(Chart and figure data)
=-=-=

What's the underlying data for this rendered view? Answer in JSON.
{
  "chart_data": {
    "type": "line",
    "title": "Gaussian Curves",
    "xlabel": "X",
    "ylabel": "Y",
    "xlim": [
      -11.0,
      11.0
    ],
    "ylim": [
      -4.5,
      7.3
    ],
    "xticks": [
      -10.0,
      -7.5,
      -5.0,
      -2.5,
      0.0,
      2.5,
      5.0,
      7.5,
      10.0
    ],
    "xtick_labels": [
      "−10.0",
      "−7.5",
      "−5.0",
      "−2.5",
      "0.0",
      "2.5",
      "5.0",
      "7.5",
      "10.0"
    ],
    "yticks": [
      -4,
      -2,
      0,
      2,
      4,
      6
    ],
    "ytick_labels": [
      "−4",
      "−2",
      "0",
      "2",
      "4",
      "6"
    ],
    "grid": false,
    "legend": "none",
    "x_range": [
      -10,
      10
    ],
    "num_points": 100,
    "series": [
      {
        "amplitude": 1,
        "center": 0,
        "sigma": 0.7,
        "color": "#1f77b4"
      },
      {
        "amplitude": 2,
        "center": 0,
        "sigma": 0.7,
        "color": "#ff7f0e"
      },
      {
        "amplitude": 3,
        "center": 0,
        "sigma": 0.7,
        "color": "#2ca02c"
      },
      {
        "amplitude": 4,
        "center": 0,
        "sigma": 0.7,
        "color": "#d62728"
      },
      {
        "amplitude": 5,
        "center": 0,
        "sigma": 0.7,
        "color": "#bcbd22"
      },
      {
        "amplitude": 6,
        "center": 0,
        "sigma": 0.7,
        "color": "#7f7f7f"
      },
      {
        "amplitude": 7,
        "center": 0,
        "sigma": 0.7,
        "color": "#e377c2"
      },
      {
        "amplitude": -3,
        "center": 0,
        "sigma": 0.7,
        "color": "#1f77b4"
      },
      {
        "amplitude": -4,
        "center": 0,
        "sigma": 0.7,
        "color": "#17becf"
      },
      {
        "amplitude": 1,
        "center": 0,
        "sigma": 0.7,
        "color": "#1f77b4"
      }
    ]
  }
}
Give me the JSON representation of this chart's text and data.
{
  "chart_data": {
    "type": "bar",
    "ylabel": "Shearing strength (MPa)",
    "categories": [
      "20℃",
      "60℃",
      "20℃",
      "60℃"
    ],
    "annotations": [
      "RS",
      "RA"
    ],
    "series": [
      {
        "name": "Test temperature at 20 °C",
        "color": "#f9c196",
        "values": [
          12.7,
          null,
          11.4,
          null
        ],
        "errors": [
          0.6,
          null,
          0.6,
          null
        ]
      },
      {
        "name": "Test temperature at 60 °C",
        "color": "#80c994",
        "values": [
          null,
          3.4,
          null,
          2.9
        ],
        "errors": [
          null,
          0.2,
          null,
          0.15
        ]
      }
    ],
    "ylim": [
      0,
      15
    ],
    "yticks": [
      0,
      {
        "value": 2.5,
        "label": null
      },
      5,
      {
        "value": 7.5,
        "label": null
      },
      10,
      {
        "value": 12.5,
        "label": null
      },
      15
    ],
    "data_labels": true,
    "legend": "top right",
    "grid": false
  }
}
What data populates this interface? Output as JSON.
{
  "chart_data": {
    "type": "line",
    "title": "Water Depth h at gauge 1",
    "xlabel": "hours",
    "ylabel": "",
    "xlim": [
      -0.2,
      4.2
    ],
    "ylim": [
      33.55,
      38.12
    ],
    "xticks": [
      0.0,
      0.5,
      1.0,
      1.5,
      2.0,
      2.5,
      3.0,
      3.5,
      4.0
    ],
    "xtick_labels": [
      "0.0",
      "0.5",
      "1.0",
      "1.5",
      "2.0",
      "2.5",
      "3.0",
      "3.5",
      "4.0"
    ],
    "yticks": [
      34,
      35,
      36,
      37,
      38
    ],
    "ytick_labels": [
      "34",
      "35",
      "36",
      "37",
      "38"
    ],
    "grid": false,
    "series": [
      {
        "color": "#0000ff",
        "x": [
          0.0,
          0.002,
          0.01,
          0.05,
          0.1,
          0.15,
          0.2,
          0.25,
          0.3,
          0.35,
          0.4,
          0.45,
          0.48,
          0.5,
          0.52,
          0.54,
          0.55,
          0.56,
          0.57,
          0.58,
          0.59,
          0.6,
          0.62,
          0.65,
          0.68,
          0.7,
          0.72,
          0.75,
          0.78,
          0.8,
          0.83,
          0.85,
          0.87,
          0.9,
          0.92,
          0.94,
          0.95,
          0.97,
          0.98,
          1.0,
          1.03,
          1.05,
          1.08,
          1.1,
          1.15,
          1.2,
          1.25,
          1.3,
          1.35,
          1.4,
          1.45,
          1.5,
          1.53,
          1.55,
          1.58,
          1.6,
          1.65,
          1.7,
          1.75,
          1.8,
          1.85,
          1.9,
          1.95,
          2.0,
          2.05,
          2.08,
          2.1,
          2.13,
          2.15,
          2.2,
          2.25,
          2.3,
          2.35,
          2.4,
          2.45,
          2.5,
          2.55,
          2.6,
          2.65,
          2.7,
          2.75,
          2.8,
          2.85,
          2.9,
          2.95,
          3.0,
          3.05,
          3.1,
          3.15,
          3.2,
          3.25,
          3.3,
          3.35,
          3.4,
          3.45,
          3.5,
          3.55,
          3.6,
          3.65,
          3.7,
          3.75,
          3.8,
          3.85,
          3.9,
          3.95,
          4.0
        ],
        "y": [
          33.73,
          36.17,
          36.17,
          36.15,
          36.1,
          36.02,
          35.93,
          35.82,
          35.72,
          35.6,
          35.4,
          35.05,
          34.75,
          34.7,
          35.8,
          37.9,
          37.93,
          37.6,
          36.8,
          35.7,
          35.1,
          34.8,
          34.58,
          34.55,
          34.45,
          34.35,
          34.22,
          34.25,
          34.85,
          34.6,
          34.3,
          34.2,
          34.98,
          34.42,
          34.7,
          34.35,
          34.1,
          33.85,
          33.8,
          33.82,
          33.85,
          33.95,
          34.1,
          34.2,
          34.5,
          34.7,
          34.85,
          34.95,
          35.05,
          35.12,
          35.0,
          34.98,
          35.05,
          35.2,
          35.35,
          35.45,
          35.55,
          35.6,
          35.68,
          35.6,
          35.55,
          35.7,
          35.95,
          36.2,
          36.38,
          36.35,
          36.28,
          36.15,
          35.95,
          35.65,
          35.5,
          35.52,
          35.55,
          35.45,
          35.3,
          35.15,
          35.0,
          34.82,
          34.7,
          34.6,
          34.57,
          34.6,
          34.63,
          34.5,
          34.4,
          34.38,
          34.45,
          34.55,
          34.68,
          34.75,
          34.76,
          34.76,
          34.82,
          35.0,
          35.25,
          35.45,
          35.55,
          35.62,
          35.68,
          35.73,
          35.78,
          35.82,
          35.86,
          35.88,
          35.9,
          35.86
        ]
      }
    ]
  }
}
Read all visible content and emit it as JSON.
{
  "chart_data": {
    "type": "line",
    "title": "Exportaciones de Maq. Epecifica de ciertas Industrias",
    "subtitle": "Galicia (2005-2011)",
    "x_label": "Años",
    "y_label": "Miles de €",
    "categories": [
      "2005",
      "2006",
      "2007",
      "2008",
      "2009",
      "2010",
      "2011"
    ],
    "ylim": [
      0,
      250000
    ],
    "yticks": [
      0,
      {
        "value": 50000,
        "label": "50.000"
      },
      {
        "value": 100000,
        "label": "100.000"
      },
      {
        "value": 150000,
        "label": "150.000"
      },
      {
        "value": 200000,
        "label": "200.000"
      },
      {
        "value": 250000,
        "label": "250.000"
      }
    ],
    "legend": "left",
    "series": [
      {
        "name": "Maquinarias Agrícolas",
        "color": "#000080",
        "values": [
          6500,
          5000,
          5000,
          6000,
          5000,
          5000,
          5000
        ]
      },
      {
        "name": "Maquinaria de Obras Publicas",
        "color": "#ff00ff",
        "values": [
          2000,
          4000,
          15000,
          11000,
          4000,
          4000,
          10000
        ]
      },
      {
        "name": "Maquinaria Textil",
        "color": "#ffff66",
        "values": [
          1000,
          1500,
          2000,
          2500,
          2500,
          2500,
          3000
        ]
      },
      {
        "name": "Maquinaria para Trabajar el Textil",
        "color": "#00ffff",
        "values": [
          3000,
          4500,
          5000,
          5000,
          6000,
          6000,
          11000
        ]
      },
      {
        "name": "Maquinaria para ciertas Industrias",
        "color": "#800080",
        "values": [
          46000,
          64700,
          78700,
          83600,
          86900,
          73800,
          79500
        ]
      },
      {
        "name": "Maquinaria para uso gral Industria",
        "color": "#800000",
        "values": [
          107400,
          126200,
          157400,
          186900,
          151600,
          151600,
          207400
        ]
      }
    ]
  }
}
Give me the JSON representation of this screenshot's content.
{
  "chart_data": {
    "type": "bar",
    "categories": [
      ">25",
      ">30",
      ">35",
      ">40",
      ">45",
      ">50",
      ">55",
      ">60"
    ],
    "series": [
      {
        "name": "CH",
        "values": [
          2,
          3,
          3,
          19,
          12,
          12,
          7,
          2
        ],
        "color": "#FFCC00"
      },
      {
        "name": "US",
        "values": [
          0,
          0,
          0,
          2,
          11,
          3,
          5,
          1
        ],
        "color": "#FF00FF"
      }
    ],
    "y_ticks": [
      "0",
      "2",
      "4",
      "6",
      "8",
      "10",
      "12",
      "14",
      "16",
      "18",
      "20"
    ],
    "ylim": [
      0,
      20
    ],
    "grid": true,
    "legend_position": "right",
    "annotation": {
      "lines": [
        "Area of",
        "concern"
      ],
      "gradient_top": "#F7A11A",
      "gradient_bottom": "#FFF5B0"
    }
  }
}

=-=-=

Copy down every line of the entries containing the word "Give".

Give me the JSON representation of this chart's text and data.
Give me the JSON representation of this screenshot's content.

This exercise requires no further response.